YOUR GOAL :: Using the records below, please work out how many lines contain "JSON"; answer with the number alone.

=== AVAILABLE DATA ===

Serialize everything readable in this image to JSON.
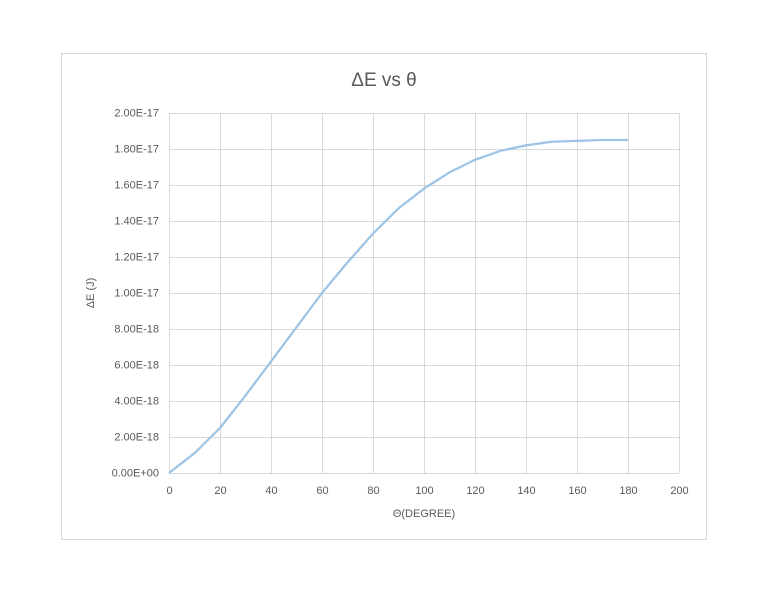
{
  "chart_data": {
    "type": "line",
    "title": "ΔE vs θ",
    "x_label": "Θ(DEGREE)",
    "y_label": "ΔE (J)",
    "x": [
      0,
      10,
      20,
      30,
      40,
      50,
      60,
      70,
      80,
      90,
      100,
      110,
      120,
      130,
      140,
      150,
      160,
      170,
      180
    ],
    "series": [
      {
        "name": "ΔE",
        "color": "#9dc3e6",
        "values": [
          0,
          1.1e-18,
          2.5e-18,
          4.3e-18,
          6.2e-18,
          8.1e-18,
          1e-17,
          1.17e-17,
          1.33e-17,
          1.47e-17,
          1.58e-17,
          1.67e-17,
          1.74e-17,
          1.79e-17,
          1.82e-17,
          1.84e-17,
          1.845e-17,
          1.85e-17,
          1.85e-17
        ]
      }
    ],
    "xlim": [
      0,
      200
    ],
    "xticks": [
      0,
      20,
      40,
      60,
      80,
      100,
      120,
      140,
      160,
      180,
      200
    ],
    "ylim": [
      0,
      2e-17
    ],
    "yticks": [
      {
        "value": 0,
        "label": "0.00E+00"
      },
      {
        "value": 2e-18,
        "label": "2.00E-18"
      },
      {
        "value": 4e-18,
        "label": "4.00E-18"
      },
      {
        "value": 6e-18,
        "label": "6.00E-18"
      },
      {
        "value": 8e-18,
        "label": "8.00E-18"
      },
      {
        "value": 1e-17,
        "label": "1.00E-17"
      },
      {
        "value": 1.2e-17,
        "label": "1.20E-17"
      },
      {
        "value": 1.4e-17,
        "label": "1.40E-17"
      },
      {
        "value": 1.6e-17,
        "label": "1.60E-17"
      },
      {
        "value": 1.8e-17,
        "label": "1.80E-17"
      },
      {
        "value": 2e-17,
        "label": "2.00E-17"
      }
    ],
    "grid": true
  }
}
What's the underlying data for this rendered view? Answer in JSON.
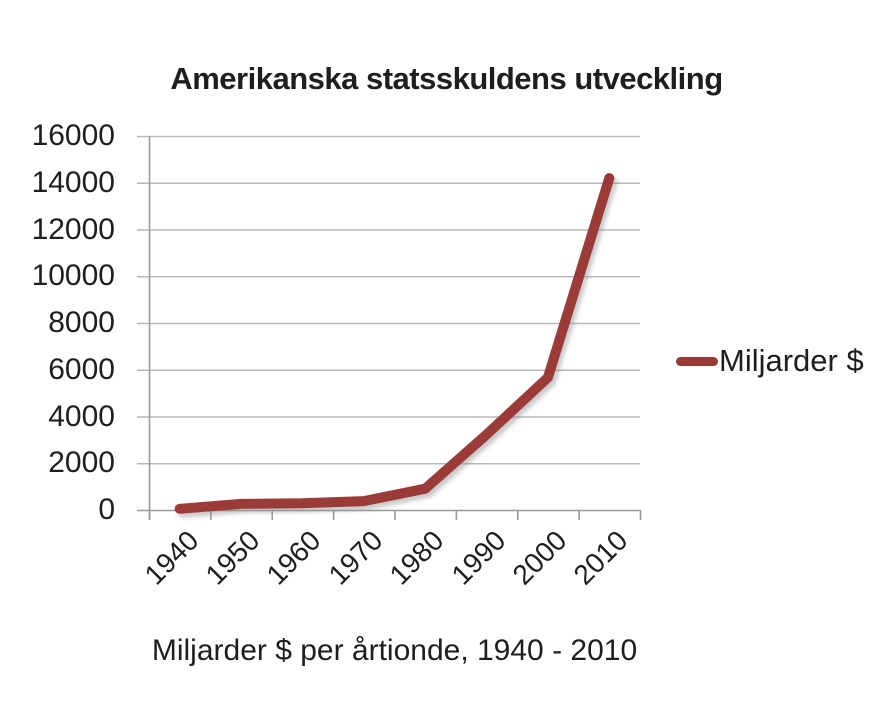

===

WORKED SOLUTION :: 2